Your objective >> Where a line contains the string "Points", copy that line.

Input for this task >>
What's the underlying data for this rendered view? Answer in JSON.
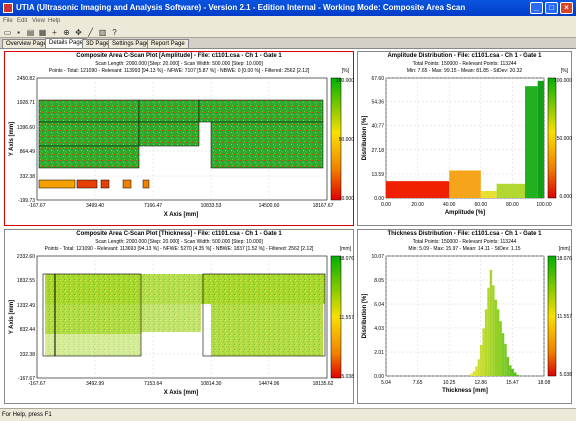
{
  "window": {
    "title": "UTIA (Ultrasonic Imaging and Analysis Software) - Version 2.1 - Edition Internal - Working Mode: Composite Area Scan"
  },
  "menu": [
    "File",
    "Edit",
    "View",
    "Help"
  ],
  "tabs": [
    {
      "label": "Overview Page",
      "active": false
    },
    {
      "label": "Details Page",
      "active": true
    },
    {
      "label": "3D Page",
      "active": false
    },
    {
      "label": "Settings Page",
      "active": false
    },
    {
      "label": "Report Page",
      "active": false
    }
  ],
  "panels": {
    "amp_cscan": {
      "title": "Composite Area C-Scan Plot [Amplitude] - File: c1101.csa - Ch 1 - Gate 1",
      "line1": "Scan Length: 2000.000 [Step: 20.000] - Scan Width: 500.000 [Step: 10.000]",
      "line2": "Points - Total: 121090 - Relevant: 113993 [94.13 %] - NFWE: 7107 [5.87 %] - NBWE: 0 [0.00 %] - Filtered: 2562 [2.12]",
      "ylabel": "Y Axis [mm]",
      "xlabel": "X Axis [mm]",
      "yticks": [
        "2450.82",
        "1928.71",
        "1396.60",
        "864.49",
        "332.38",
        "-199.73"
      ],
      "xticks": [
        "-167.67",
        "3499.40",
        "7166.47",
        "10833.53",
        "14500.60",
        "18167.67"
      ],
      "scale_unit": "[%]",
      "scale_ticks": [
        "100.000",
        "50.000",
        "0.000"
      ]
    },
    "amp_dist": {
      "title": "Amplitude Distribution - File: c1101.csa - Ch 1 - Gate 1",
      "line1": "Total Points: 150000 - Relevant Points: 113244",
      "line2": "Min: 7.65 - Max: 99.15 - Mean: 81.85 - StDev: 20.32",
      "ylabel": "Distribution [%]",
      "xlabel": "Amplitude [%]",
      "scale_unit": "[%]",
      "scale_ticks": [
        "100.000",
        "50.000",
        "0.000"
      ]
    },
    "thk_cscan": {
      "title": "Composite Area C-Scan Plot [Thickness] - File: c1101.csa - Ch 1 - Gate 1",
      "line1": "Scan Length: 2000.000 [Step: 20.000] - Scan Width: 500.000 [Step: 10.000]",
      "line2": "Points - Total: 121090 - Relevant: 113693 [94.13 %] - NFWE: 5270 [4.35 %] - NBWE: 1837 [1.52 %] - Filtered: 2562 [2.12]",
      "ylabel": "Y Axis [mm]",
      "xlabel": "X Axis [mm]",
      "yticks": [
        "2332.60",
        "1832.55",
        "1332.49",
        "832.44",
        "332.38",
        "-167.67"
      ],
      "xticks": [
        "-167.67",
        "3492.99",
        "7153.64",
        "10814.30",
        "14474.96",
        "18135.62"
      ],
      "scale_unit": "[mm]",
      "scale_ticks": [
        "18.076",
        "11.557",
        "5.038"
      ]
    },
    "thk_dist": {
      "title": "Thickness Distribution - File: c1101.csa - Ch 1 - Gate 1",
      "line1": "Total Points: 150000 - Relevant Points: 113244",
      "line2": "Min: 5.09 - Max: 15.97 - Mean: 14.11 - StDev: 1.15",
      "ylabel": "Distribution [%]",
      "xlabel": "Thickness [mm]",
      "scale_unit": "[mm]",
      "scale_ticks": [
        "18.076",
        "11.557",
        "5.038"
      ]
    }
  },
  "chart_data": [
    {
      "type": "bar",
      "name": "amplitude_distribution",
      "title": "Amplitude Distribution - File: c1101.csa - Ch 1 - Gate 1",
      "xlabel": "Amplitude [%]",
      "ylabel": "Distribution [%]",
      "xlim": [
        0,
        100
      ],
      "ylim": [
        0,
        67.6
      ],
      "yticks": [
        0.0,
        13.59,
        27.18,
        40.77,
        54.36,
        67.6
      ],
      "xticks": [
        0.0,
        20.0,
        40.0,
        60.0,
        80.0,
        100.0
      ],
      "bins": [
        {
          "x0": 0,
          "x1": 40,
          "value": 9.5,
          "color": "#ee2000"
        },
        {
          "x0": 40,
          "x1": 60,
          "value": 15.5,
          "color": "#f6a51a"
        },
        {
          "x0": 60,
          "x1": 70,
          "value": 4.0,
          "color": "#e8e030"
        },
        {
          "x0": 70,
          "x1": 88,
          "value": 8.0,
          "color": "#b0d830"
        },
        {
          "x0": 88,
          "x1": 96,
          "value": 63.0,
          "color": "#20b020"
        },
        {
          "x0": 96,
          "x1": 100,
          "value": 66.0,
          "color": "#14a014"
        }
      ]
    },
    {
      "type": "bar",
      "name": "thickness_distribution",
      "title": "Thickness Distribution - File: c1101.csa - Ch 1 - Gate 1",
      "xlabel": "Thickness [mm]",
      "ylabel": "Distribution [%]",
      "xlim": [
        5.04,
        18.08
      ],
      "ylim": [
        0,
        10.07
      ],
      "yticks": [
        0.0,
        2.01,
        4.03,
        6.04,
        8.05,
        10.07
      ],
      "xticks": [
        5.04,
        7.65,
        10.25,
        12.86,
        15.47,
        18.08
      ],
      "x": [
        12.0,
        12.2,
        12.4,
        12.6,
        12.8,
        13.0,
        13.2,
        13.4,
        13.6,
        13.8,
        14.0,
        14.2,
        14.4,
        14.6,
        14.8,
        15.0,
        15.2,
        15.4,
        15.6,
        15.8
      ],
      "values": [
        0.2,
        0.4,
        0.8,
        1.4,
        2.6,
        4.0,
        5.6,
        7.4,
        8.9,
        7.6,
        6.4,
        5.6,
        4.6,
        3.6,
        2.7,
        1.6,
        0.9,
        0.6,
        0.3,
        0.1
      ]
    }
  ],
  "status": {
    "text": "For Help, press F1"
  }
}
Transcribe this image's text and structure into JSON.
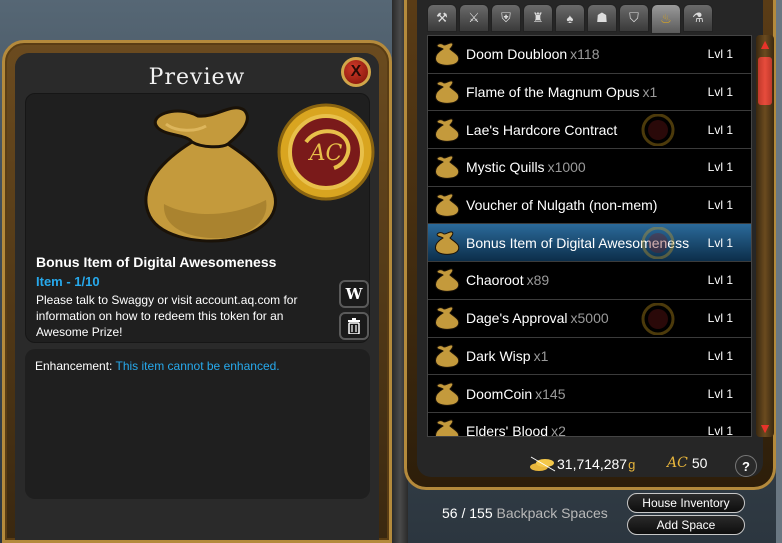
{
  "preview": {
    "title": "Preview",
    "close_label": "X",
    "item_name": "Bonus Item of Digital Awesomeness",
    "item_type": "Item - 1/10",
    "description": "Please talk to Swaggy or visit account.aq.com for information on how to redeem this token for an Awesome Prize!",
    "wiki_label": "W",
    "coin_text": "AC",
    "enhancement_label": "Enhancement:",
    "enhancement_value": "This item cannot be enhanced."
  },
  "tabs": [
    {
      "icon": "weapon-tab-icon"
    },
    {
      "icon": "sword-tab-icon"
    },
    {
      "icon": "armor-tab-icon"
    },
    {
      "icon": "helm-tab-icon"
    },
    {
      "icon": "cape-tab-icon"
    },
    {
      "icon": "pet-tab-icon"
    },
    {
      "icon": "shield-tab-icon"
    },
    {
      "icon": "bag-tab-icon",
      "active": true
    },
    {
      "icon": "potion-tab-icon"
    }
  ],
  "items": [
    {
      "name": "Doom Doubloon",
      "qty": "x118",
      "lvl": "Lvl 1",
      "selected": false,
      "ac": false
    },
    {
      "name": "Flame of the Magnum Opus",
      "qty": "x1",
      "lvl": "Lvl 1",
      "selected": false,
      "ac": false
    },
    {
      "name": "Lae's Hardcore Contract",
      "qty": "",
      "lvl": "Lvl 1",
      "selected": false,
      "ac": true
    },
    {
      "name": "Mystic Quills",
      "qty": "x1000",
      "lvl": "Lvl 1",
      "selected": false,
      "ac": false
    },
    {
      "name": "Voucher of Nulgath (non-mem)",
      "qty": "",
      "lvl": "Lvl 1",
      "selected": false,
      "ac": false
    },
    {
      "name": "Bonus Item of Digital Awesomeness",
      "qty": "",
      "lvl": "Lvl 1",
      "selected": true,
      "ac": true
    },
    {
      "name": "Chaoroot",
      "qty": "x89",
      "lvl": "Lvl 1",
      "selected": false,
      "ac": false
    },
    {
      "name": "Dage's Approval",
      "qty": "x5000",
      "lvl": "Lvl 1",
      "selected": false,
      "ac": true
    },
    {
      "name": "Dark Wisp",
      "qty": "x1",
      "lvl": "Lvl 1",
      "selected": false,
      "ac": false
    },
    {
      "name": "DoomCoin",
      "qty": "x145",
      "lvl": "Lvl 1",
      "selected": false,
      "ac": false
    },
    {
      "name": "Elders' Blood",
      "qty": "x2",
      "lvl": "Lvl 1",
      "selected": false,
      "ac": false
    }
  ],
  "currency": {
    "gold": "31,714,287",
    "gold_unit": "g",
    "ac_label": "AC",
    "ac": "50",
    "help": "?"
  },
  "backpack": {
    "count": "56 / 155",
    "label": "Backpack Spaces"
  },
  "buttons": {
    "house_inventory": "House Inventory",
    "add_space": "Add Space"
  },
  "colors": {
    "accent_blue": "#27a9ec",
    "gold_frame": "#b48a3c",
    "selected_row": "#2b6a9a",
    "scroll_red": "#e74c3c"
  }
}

Full solution >>
      "line2": "Points - Total: 121090 - Relevant: 113993 [94.13 %] - NFWE: 7107 [5.87 %] - NBWE: 0 [0.00 %] - Filtered: 2562 [2.12]",
      "line1": "Total Points: 150000 - Relevant Points: 113244",
      "line2": "Points - Total: 121090 - Relevant: 113693 [94.13 %] - NFWE: 5270 [4.35 %] - NBWE: 1837 [1.52 %] - Filtered: 2562 [2.12]",
      "line1": "Total Points: 150000 - Relevant Points: 113244",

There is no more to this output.